■ **Direction**: Extract, from the listing that follows, each line containing the word "Toledo".

[Begin]

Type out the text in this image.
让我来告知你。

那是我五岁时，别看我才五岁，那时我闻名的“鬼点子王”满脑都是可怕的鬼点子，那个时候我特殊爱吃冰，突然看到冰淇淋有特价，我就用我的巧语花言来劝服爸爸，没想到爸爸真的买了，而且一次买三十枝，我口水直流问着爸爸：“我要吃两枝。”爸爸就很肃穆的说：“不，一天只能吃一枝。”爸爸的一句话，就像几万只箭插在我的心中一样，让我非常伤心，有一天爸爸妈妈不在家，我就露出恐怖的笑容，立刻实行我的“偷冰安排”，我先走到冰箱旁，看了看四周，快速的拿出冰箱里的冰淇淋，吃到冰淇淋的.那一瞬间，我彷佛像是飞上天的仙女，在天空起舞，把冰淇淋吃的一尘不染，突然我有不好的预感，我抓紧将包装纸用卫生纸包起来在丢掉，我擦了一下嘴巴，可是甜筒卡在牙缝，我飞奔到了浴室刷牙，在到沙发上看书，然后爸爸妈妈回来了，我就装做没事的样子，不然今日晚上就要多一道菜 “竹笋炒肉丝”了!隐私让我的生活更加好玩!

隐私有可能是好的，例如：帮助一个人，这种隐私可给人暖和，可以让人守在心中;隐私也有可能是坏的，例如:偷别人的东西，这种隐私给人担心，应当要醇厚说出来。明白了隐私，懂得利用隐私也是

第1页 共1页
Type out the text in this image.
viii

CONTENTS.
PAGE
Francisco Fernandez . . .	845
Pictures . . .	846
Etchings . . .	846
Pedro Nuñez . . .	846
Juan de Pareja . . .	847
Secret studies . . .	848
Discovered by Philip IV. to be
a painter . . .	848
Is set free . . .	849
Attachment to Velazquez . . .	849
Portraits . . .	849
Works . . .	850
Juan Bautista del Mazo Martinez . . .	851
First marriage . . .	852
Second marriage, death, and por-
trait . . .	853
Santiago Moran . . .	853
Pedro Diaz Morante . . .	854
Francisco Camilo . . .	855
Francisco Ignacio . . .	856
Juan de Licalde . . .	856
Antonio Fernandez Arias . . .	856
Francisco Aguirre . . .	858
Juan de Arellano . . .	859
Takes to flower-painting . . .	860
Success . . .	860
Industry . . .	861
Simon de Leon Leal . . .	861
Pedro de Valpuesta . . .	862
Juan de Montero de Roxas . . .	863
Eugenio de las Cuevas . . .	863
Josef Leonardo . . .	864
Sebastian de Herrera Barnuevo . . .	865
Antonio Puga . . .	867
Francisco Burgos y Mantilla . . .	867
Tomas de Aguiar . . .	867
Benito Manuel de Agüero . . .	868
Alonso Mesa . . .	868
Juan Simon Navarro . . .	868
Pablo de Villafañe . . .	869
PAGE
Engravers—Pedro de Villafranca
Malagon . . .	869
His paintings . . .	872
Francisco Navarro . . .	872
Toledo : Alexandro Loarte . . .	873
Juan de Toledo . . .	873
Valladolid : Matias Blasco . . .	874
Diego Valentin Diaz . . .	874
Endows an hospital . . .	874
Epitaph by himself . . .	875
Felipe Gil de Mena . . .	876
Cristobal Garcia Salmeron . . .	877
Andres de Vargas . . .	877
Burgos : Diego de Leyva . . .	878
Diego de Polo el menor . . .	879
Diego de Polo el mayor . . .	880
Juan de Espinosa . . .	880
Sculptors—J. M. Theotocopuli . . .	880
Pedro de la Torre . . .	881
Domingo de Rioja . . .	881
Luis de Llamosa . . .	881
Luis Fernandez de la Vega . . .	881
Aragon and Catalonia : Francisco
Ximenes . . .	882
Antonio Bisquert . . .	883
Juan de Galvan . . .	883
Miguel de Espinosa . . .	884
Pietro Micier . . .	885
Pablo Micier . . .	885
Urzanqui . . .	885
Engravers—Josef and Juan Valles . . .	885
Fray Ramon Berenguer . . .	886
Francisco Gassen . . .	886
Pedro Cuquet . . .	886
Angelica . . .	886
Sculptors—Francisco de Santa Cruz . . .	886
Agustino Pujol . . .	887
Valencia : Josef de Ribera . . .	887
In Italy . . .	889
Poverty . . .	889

[End]

■ **Full answer**:
Toledo : Alexandro Loarte . . .	873
Juan de Toledo . . .	873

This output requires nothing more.